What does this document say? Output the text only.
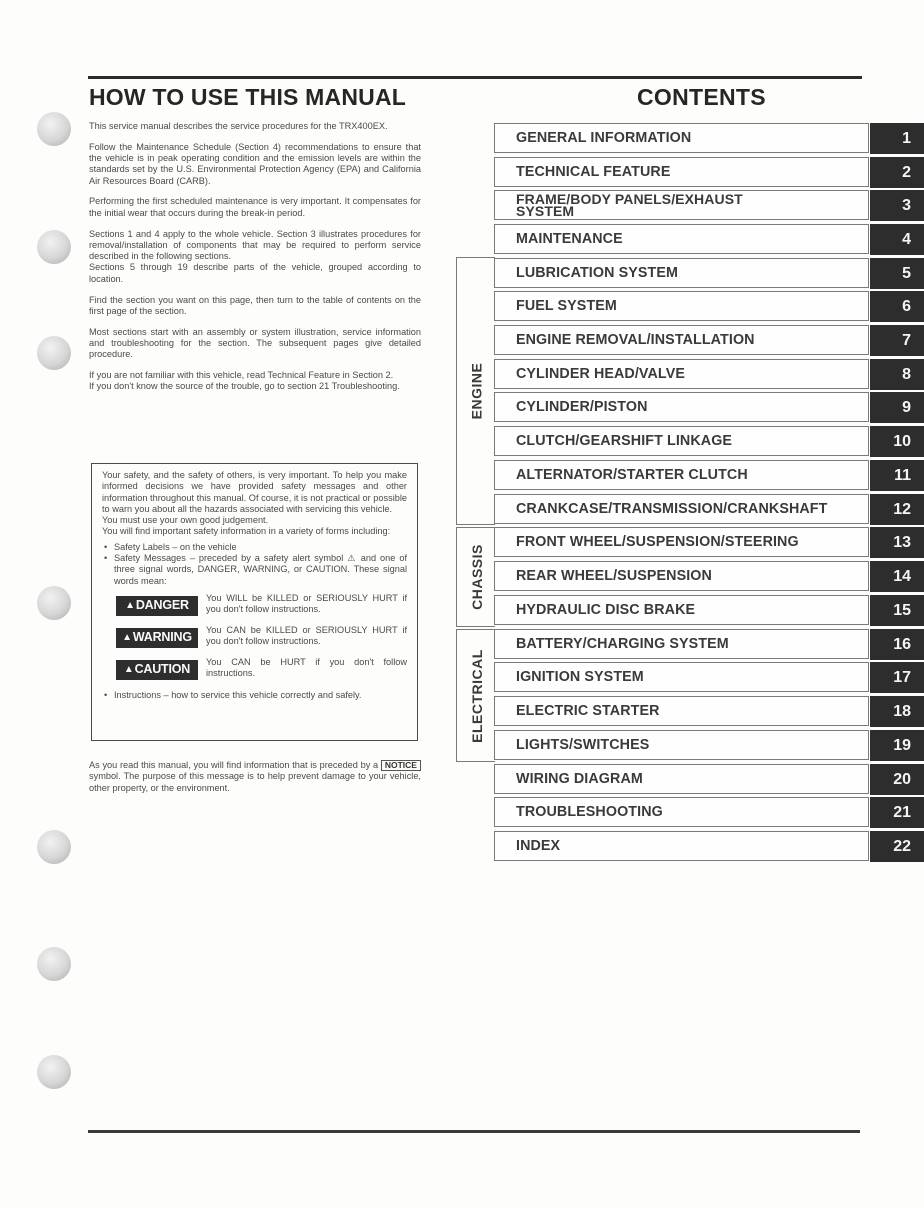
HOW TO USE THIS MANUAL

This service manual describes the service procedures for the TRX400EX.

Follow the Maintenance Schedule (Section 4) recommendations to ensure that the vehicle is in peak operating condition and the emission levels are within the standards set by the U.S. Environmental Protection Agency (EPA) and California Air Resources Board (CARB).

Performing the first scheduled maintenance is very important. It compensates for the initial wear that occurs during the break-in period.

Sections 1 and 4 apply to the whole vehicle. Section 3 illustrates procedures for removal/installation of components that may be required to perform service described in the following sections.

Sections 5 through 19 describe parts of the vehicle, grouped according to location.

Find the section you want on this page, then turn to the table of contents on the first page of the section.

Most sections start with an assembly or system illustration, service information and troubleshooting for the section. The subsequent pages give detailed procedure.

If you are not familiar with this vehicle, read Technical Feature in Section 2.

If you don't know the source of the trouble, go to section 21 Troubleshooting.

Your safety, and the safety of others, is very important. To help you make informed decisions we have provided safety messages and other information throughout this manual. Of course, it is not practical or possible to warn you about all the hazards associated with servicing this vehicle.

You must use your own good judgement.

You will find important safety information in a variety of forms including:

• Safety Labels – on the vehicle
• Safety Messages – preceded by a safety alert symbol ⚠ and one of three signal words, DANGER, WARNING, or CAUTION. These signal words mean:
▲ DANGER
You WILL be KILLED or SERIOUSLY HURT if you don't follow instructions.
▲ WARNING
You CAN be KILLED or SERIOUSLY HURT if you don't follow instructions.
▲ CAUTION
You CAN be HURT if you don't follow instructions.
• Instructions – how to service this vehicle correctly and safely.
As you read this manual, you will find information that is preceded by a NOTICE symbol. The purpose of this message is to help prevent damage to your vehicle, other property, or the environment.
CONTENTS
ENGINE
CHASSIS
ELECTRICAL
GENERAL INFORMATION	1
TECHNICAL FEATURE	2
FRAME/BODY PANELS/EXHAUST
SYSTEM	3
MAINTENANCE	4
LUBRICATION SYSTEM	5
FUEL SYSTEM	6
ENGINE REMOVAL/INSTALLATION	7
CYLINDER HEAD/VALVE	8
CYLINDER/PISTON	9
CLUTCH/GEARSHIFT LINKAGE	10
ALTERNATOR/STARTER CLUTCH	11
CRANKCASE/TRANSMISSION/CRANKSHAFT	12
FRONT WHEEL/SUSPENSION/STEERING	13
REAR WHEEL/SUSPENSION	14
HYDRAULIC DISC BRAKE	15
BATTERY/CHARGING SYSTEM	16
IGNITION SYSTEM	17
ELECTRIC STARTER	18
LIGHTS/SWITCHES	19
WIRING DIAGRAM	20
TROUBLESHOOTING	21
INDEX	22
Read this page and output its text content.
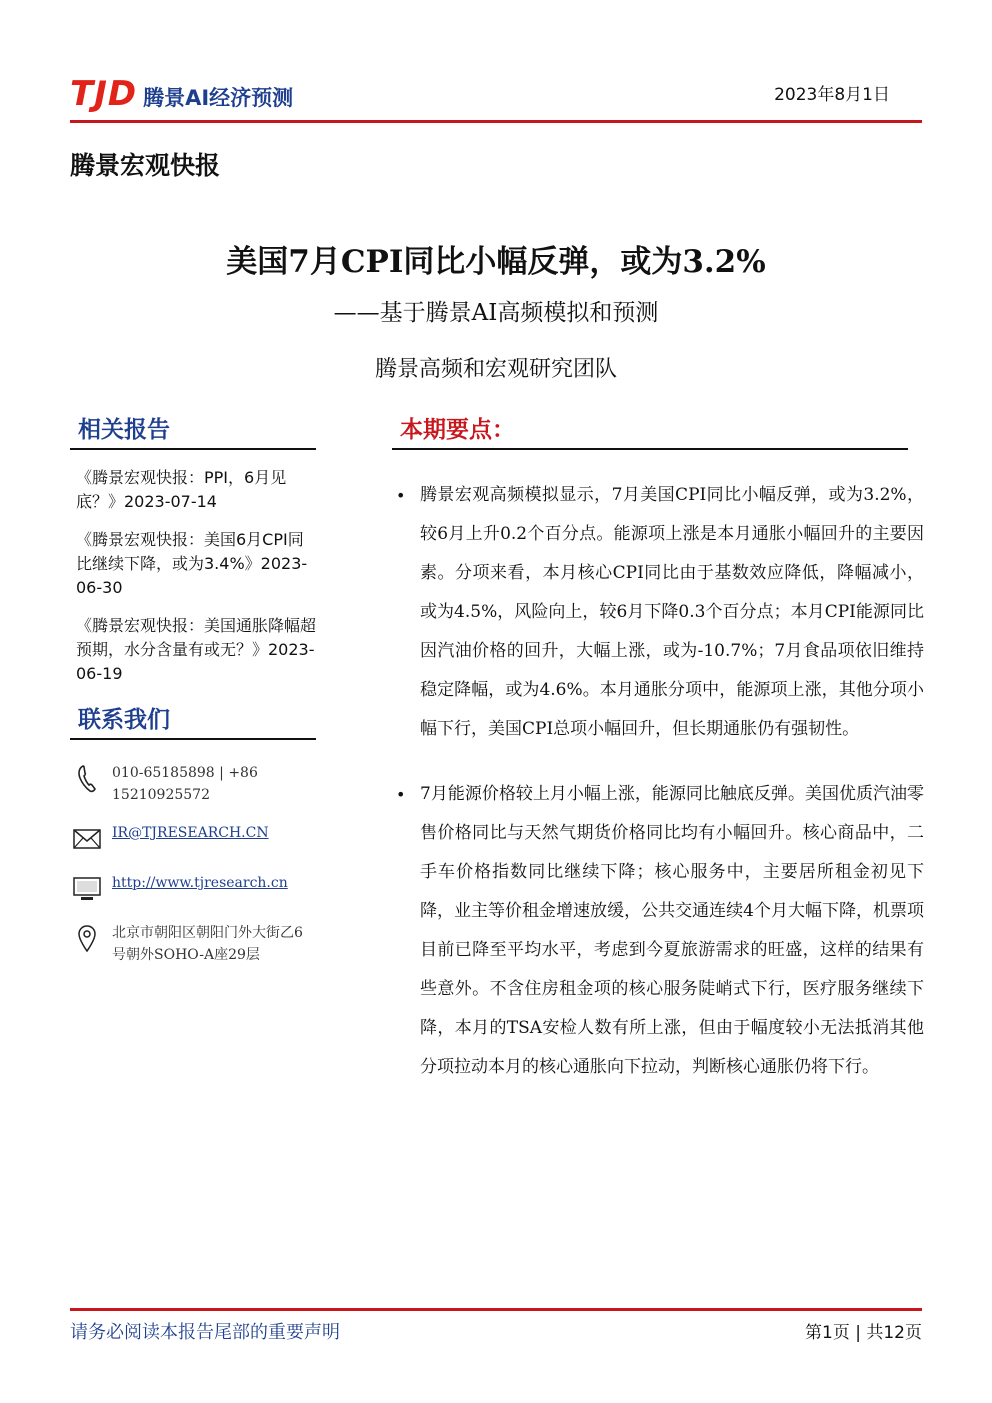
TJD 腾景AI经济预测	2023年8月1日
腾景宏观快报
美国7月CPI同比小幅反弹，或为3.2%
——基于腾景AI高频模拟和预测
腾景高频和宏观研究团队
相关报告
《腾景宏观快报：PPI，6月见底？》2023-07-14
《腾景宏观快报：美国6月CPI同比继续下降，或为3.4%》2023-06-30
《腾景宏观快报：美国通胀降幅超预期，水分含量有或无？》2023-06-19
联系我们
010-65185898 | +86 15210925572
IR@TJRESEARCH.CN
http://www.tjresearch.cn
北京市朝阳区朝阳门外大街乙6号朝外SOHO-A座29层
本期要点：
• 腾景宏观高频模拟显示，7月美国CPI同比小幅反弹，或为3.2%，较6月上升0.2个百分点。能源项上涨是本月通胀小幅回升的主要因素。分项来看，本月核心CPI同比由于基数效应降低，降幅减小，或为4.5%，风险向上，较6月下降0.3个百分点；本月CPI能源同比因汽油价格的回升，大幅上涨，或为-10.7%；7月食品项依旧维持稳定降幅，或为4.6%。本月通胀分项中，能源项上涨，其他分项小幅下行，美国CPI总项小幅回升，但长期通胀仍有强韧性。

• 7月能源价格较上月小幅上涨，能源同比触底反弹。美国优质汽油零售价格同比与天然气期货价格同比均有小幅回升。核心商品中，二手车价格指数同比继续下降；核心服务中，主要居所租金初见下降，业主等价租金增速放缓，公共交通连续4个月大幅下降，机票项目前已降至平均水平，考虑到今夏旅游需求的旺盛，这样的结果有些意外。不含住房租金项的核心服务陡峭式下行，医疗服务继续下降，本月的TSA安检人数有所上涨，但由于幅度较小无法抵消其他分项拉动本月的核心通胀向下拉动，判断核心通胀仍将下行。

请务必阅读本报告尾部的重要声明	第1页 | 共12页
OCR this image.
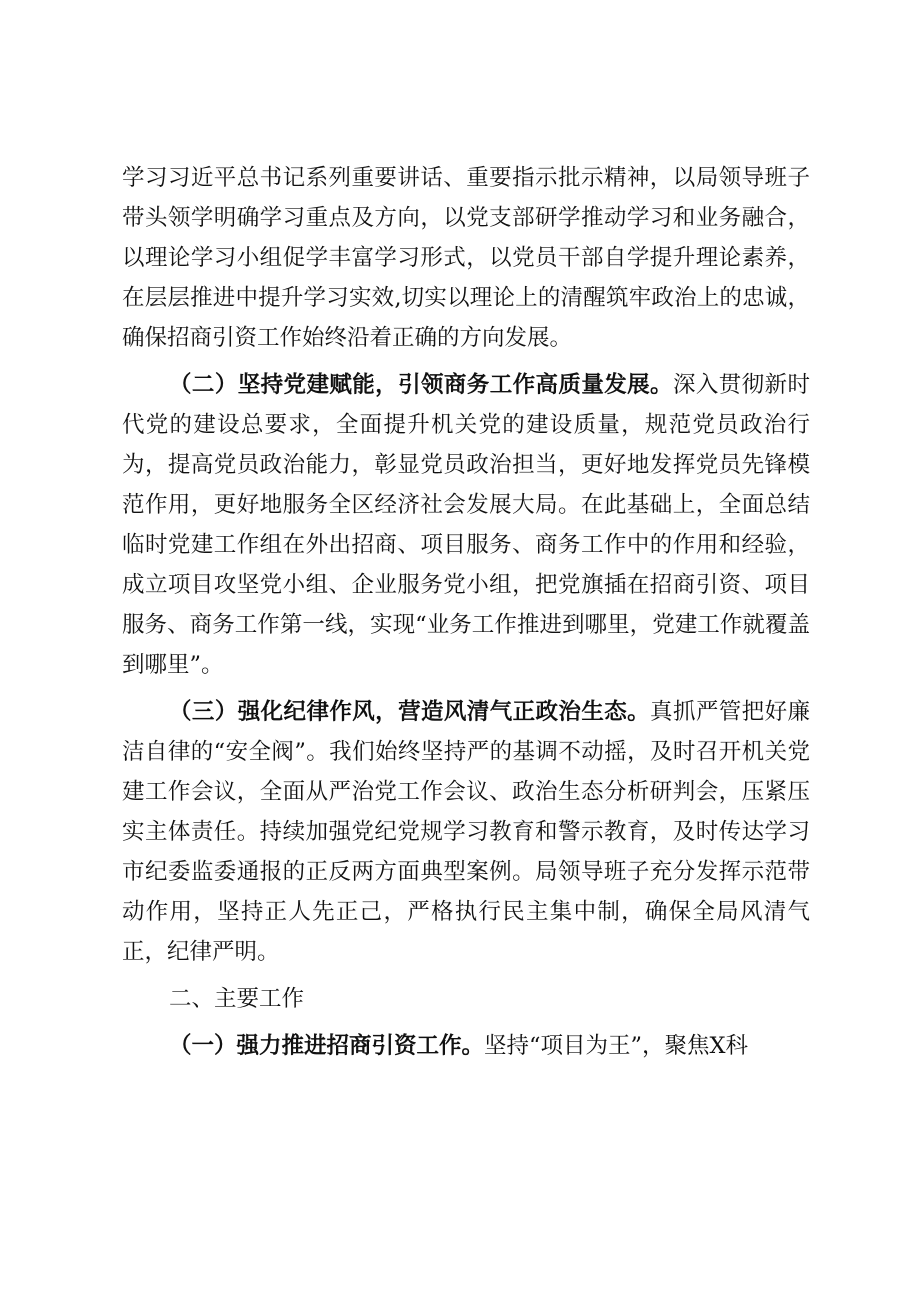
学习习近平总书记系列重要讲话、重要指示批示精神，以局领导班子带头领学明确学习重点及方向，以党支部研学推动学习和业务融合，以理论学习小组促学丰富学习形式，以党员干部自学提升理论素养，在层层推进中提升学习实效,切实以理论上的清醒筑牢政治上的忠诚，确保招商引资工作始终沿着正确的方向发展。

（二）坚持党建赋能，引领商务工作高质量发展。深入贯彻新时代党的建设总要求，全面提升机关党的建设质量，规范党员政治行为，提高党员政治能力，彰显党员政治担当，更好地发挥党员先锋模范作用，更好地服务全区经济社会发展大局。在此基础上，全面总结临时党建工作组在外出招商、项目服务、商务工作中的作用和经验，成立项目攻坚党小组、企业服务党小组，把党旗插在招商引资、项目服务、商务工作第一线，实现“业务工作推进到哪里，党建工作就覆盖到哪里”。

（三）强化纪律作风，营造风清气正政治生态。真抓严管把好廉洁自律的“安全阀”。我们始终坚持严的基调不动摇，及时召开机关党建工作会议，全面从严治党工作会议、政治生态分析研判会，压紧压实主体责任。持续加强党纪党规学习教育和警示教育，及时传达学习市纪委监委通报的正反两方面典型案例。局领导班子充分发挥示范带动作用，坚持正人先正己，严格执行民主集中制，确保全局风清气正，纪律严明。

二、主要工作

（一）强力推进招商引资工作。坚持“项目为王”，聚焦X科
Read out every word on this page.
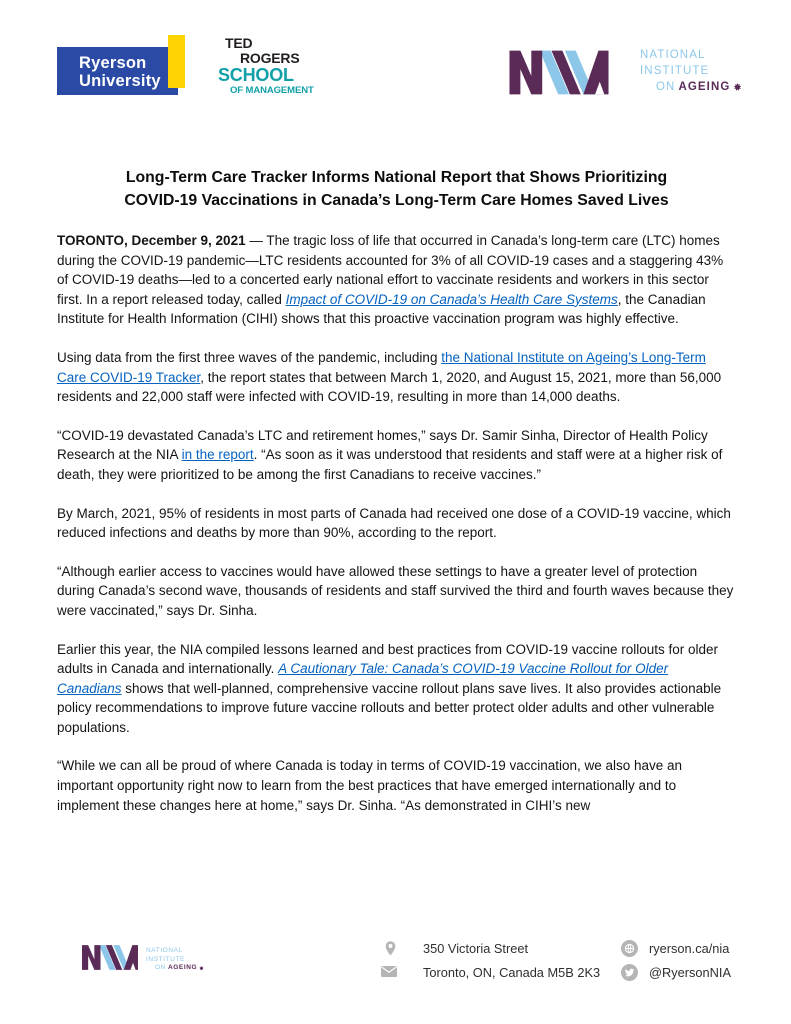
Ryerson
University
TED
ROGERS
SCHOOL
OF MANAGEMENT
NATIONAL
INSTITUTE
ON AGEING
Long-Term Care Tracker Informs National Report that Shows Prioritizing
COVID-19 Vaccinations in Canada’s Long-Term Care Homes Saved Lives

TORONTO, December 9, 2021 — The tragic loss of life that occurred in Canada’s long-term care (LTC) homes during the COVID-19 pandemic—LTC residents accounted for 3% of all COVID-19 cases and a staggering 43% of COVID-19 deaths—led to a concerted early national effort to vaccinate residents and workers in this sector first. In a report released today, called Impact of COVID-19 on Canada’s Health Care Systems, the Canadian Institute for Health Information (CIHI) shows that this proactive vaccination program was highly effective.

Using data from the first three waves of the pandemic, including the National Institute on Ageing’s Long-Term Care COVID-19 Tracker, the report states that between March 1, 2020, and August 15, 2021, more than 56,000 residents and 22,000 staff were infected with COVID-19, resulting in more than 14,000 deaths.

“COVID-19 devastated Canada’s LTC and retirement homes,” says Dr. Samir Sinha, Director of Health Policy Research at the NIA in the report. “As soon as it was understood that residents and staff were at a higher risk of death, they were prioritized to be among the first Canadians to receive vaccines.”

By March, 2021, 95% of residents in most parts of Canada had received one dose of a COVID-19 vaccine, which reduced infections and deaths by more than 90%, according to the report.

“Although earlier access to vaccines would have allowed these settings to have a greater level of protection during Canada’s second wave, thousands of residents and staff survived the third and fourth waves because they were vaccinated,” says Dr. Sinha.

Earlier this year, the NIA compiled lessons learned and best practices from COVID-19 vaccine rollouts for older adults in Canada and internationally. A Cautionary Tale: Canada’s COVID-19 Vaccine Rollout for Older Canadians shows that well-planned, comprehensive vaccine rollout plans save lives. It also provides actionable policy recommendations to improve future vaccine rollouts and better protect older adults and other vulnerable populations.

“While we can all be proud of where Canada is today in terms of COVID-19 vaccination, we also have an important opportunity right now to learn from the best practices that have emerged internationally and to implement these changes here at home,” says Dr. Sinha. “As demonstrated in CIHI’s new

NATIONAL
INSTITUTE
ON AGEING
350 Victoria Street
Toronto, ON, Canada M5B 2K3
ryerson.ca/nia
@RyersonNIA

***

Show each line of the listing that holds the string "service".

> [REPLY]
This service manual describes the service procedures for the TRX400EX.
Sections 1 and 4 apply to the whole vehicle. Section 3 illustrates procedures for removal/installation of components that may be required to perform service described in the following sections.
Most sections start with an assembly or system illustration, service information and troubleshooting for the section. The subsequent pages give detailed procedure.
• Instructions – how to service this vehicle correctly and safely.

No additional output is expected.